#### [Goal of the exercise]
Locate each line with the string "پیشگیری" in the listing below and copy it.

** start Supplied data **

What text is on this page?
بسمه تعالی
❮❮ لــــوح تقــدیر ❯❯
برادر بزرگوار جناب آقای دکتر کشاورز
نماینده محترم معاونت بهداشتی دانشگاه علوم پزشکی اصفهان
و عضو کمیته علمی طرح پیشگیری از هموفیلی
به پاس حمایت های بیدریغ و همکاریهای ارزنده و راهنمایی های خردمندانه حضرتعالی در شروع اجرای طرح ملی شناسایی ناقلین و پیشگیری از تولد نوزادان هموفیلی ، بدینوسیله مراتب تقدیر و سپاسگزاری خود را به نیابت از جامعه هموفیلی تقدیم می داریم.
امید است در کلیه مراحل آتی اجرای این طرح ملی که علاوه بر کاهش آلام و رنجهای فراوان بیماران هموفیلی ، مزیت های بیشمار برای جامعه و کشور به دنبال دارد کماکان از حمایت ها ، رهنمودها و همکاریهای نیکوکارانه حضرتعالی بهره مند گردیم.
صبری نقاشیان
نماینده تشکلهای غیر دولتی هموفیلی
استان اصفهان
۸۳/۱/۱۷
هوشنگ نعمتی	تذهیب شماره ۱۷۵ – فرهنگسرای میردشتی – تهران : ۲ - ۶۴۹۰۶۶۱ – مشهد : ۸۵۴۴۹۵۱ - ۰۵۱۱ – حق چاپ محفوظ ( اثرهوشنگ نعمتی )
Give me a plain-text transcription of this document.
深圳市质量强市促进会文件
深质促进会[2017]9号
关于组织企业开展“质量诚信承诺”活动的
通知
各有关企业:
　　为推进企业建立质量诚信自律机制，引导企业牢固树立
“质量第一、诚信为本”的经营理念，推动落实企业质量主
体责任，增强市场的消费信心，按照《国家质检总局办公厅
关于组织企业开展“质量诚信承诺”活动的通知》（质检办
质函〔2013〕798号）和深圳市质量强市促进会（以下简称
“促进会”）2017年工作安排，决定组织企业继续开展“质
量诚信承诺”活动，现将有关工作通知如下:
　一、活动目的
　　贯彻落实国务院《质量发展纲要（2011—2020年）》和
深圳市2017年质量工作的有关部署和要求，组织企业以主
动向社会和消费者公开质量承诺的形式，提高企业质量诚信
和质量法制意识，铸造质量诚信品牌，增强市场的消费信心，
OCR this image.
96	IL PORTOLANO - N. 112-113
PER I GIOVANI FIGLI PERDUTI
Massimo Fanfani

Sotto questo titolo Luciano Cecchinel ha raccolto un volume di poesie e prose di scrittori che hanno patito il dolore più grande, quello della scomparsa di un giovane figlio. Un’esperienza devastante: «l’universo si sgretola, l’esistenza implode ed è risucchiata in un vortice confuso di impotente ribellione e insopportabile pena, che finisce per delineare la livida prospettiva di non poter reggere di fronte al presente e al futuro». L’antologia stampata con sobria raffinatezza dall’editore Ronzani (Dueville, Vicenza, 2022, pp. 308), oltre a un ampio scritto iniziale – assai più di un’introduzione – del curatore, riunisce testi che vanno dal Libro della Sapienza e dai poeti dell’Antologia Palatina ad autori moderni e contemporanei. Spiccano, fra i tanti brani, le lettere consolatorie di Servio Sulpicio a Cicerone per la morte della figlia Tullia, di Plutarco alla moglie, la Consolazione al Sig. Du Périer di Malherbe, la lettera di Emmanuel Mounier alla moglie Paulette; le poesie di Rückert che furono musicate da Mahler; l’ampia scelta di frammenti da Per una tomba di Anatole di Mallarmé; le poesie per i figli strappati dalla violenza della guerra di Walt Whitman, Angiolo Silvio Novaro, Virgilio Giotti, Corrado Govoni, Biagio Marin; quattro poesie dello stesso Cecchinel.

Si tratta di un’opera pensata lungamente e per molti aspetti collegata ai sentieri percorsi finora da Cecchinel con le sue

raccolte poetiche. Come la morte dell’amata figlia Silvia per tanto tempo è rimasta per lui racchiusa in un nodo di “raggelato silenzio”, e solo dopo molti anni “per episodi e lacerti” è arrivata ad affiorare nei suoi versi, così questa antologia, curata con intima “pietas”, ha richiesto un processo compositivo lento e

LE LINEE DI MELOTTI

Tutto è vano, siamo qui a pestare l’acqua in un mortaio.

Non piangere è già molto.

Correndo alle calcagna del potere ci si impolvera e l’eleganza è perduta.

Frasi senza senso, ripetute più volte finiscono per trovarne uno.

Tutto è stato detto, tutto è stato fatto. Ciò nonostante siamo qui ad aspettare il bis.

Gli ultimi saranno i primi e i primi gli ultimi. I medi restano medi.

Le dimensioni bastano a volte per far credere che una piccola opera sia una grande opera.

** end Supplied data **

#### [Task output]
و عضو کمیته علمی طرح پیشگیری از هموفیلی
به پاس حمایت های بیدریغ و همکاریهای ارزنده و راهنمایی های خردمندانه حضرتعالی در شروع اجرای طرح ملی شناسایی ناقلین و پیشگیری از تولد نوزادان هموفیلی ، بدینوسیله مراتب تقدیر و سپاسگزاری خود را به نیابت از جامعه هموفیلی تقدیم می داریم.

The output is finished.